GIVEN TASK: Exactly reproduce the entries, dropping any pictures from your copy.

·····

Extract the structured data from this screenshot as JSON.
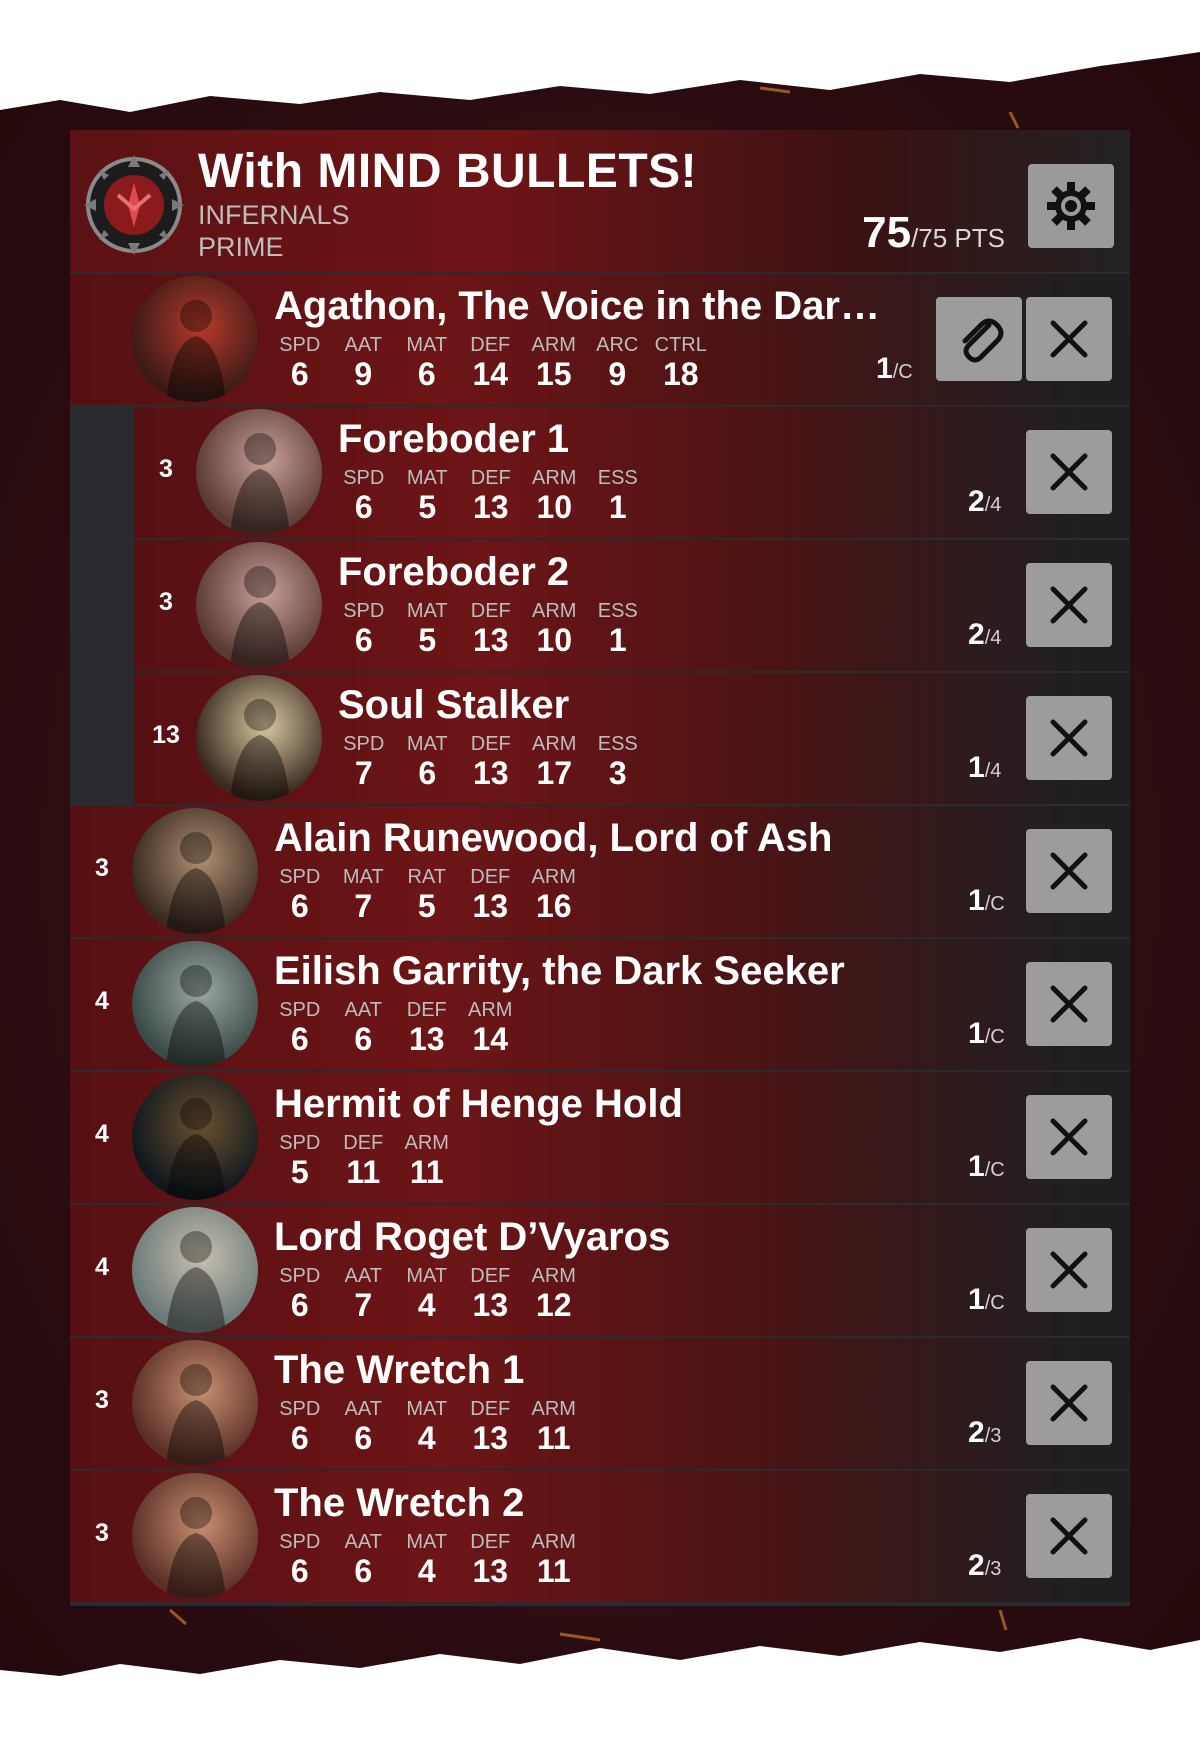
{
  "header": {
    "title": "With MIND BULLETS!",
    "faction": "INFERNALS",
    "caster_type": "PRIME",
    "points_used": "75",
    "points_total": "/75 PTS",
    "settings_icon": "gear-icon"
  },
  "colors": {
    "header_red": "#6e1416",
    "row_red": "#6d1517",
    "panel": "#2a2b2e",
    "button_gray": "#9c9c9c"
  },
  "units": [
    {
      "level": 0,
      "count": "",
      "name": "Agathon, The Voice in the Dar…",
      "stats": [
        [
          "SPD",
          "6"
        ],
        [
          "AAT",
          "9"
        ],
        [
          "MAT",
          "6"
        ],
        [
          "DEF",
          "14"
        ],
        [
          "ARM",
          "15"
        ],
        [
          "ARC",
          "9"
        ],
        [
          "CTRL",
          "18"
        ]
      ],
      "fa_num": "1",
      "fa_den": "/C",
      "attach": true
    },
    {
      "level": 1,
      "count": "3",
      "name": "Foreboder 1",
      "stats": [
        [
          "SPD",
          "6"
        ],
        [
          "MAT",
          "5"
        ],
        [
          "DEF",
          "13"
        ],
        [
          "ARM",
          "10"
        ],
        [
          "ESS",
          "1"
        ]
      ],
      "fa_num": "2",
      "fa_den": "/4",
      "attach": false
    },
    {
      "level": 1,
      "count": "3",
      "name": "Foreboder 2",
      "stats": [
        [
          "SPD",
          "6"
        ],
        [
          "MAT",
          "5"
        ],
        [
          "DEF",
          "13"
        ],
        [
          "ARM",
          "10"
        ],
        [
          "ESS",
          "1"
        ]
      ],
      "fa_num": "2",
      "fa_den": "/4",
      "attach": false
    },
    {
      "level": 1,
      "count": "13",
      "name": "Soul Stalker",
      "stats": [
        [
          "SPD",
          "7"
        ],
        [
          "MAT",
          "6"
        ],
        [
          "DEF",
          "13"
        ],
        [
          "ARM",
          "17"
        ],
        [
          "ESS",
          "3"
        ]
      ],
      "fa_num": "1",
      "fa_den": "/4",
      "attach": false
    },
    {
      "level": 0,
      "count": "3",
      "name": "Alain Runewood, Lord of Ash",
      "stats": [
        [
          "SPD",
          "6"
        ],
        [
          "MAT",
          "7"
        ],
        [
          "RAT",
          "5"
        ],
        [
          "DEF",
          "13"
        ],
        [
          "ARM",
          "16"
        ]
      ],
      "fa_num": "1",
      "fa_den": "/C",
      "attach": false
    },
    {
      "level": 0,
      "count": "4",
      "name": "Eilish Garrity, the Dark Seeker",
      "stats": [
        [
          "SPD",
          "6"
        ],
        [
          "AAT",
          "6"
        ],
        [
          "DEF",
          "13"
        ],
        [
          "ARM",
          "14"
        ]
      ],
      "fa_num": "1",
      "fa_den": "/C",
      "attach": false
    },
    {
      "level": 0,
      "count": "4",
      "name": "Hermit of Henge Hold",
      "stats": [
        [
          "SPD",
          "5"
        ],
        [
          "DEF",
          "11"
        ],
        [
          "ARM",
          "11"
        ]
      ],
      "fa_num": "1",
      "fa_den": "/C",
      "attach": false
    },
    {
      "level": 0,
      "count": "4",
      "name": "Lord Roget D’Vyaros",
      "stats": [
        [
          "SPD",
          "6"
        ],
        [
          "AAT",
          "7"
        ],
        [
          "MAT",
          "4"
        ],
        [
          "DEF",
          "13"
        ],
        [
          "ARM",
          "12"
        ]
      ],
      "fa_num": "1",
      "fa_den": "/C",
      "attach": false
    },
    {
      "level": 0,
      "count": "3",
      "name": "The Wretch 1",
      "stats": [
        [
          "SPD",
          "6"
        ],
        [
          "AAT",
          "6"
        ],
        [
          "MAT",
          "4"
        ],
        [
          "DEF",
          "13"
        ],
        [
          "ARM",
          "11"
        ]
      ],
      "fa_num": "2",
      "fa_den": "/3",
      "attach": false
    },
    {
      "level": 0,
      "count": "3",
      "name": "The Wretch 2",
      "stats": [
        [
          "SPD",
          "6"
        ],
        [
          "AAT",
          "6"
        ],
        [
          "MAT",
          "4"
        ],
        [
          "DEF",
          "13"
        ],
        [
          "ARM",
          "11"
        ]
      ],
      "fa_num": "2",
      "fa_den": "/3",
      "attach": false
    }
  ]
}
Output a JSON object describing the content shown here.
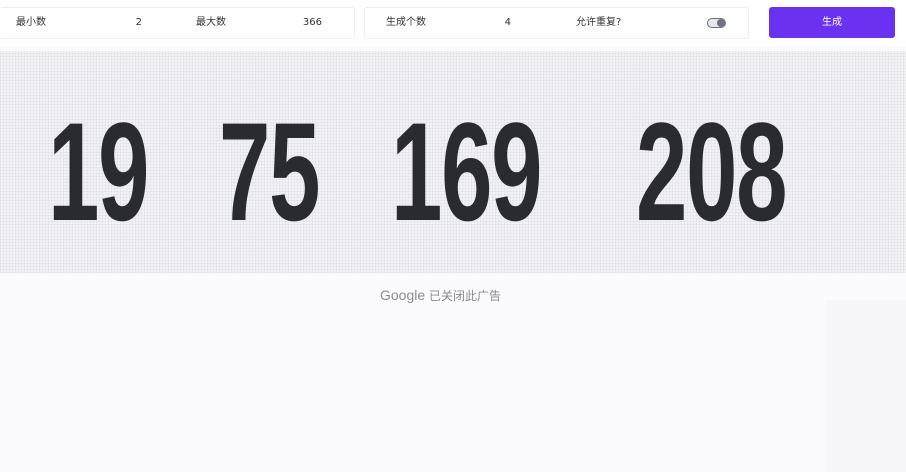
{
  "toolbar": {
    "min_label": "最小数",
    "min_value": "2",
    "max_label": "最大数",
    "max_value": "366",
    "count_label": "生成个数",
    "count_value": "4",
    "repeat_label": "允许重复?",
    "repeat_enabled": true,
    "generate_label": "生成",
    "accent_color": "#6a32f0"
  },
  "results": {
    "numbers": [
      "19",
      "75",
      "169",
      "208"
    ]
  },
  "ad_notice": {
    "brand": "Google",
    "text": "已关闭此广告"
  }
}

·····

THE RESPONSE:
Extract the structured data from this screenshot as JSON.
{
  "header": {
    "title": "With MIND BULLETS!",
    "faction": "INFERNALS",
    "caster_type": "PRIME",
    "points_used": "75",
    "points_total": "/75 PTS",
    "settings_icon": "gear-icon"
  },
  "colors": {
    "header_red": "#6e1416",
    "row_red": "#6d1517",
    "panel": "#2a2b2e",
    "button_gray": "#9c9c9c"
  },
  "units": [
    {
      "level": 0,
      "count": "",
      "name": "Agathon, The Voice in the Dar…",
      "stats": [
        [
          "SPD",
          "6"
        ],
        [
          "AAT",
          "9"
        ],
        [
          "MAT",
          "6"
        ],
        [
          "DEF",
          "14"
        ],
        [
          "ARM",
          "15"
        ],
        [
          "ARC",
          "9"
        ],
        [
          "CTRL",
          "18"
        ]
      ],
      "fa_num": "1",
      "fa_den": "/C",
      "attach": true
    },
    {
      "level": 1,
      "count": "3",
      "name": "Foreboder 1",
      "stats": [
        [
          "SPD",
          "6"
        ],
        [
          "MAT",
          "5"
        ],
        [
          "DEF",
          "13"
        ],
        [
          "ARM",
          "10"
        ],
        [
          "ESS",
          "1"
        ]
      ],
      "fa_num": "2",
      "fa_den": "/4",
      "attach": false
    },
    {
      "level": 1,
      "count": "3",
      "name": "Foreboder 2",
      "stats": [
        [
          "SPD",
          "6"
        ],
        [
          "MAT",
          "5"
        ],
        [
          "DEF",
          "13"
        ],
        [
          "ARM",
          "10"
        ],
        [
          "ESS",
          "1"
        ]
      ],
      "fa_num": "2",
      "fa_den": "/4",
      "attach": false
    },
    {
      "level": 1,
      "count": "13",
      "name": "Soul Stalker",
      "stats": [
        [
          "SPD",
          "7"
        ],
        [
          "MAT",
          "6"
        ],
        [
          "DEF",
          "13"
        ],
        [
          "ARM",
          "17"
        ],
        [
          "ESS",
          "3"
        ]
      ],
      "fa_num": "1",
      "fa_den": "/4",
      "attach": false
    },
    {
      "level": 0,
      "count": "3",
      "name": "Alain Runewood, Lord of Ash",
      "stats": [
        [
          "SPD",
          "6"
        ],
        [
          "MAT",
          "7"
        ],
        [
          "RAT",
          "5"
        ],
        [
          "DEF",
          "13"
        ],
        [
          "ARM",
          "16"
        ]
      ],
      "fa_num": "1",
      "fa_den": "/C",
      "attach": false
    },
    {
      "level": 0,
      "count": "4",
      "name": "Eilish Garrity, the Dark Seeker",
      "stats": [
        [
          "SPD",
          "6"
        ],
        [
          "AAT",
          "6"
        ],
        [
          "DEF",
          "13"
        ],
        [
          "ARM",
          "14"
        ]
      ],
      "fa_num": "1",
      "fa_den": "/C",
      "attach": false
    },
    {
      "level": 0,
      "count": "4",
      "name": "Hermit of Henge Hold",
      "stats": [
        [
          "SPD",
          "5"
        ],
        [
          "DEF",
          "11"
        ],
        [
          "ARM",
          "11"
        ]
      ],
      "fa_num": "1",
      "fa_den": "/C",
      "attach": false
    },
    {
      "level": 0,
      "count": "4",
      "name": "Lord Roget D’Vyaros",
      "stats": [
        [
          "SPD",
          "6"
        ],
        [
          "AAT",
          "7"
        ],
        [
          "MAT",
          "4"
        ],
        [
          "DEF",
          "13"
        ],
        [
          "ARM",
          "12"
        ]
      ],
      "fa_num": "1",
      "fa_den": "/C",
      "attach": false
    },
    {
      "level": 0,
      "count": "3",
      "name": "The Wretch 1",
      "stats": [
        [
          "SPD",
          "6"
        ],
        [
          "AAT",
          "6"
        ],
        [
          "MAT",
          "4"
        ],
        [
          "DEF",
          "13"
        ],
        [
          "ARM",
          "11"
        ]
      ],
      "fa_num": "2",
      "fa_den": "/3",
      "attach": false
    },
    {
      "level": 0,
      "count": "3",
      "name": "The Wretch 2",
      "stats": [
        [
          "SPD",
          "6"
        ],
        [
          "AAT",
          "6"
        ],
        [
          "MAT",
          "4"
        ],
        [
          "DEF",
          "13"
        ],
        [
          "ARM",
          "11"
        ]
      ],
      "fa_num": "2",
      "fa_den": "/3",
      "attach": false
    }
  ]
}
Output a JSON object describing the content shown here.
{
  "toolbar": {
    "min_label": "最小数",
    "min_value": "2",
    "max_label": "最大数",
    "max_value": "366",
    "count_label": "生成个数",
    "count_value": "4",
    "repeat_label": "允许重复?",
    "repeat_enabled": true,
    "generate_label": "生成",
    "accent_color": "#6a32f0"
  },
  "results": {
    "numbers": [
      "19",
      "75",
      "169",
      "208"
    ]
  },
  "ad_notice": {
    "brand": "Google",
    "text": "已关闭此广告"
  }
}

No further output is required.